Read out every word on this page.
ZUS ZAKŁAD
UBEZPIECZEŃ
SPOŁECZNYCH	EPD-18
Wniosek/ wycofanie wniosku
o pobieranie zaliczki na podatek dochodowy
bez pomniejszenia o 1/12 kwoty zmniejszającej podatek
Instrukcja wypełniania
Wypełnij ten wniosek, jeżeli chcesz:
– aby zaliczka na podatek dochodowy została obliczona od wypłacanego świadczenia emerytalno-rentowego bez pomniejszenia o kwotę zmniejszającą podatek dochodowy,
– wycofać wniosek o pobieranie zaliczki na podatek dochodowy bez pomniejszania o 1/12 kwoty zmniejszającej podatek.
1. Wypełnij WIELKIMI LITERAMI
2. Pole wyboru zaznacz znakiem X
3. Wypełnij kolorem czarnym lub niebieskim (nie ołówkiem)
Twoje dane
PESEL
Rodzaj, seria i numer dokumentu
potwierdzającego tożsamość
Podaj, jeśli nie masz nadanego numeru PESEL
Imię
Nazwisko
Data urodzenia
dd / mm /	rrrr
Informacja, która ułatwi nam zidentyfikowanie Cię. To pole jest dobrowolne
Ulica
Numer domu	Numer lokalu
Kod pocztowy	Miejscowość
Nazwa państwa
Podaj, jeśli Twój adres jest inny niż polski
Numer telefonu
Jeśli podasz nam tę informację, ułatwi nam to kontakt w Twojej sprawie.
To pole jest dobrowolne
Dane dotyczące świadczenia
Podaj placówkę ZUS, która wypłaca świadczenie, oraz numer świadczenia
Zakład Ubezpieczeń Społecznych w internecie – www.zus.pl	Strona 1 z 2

##############################

AIM OF THE TASK:
Looking at the records above, count the lines where the word "pomniejszenia" appears. State only the number.

REPLY TO THE TASK:
2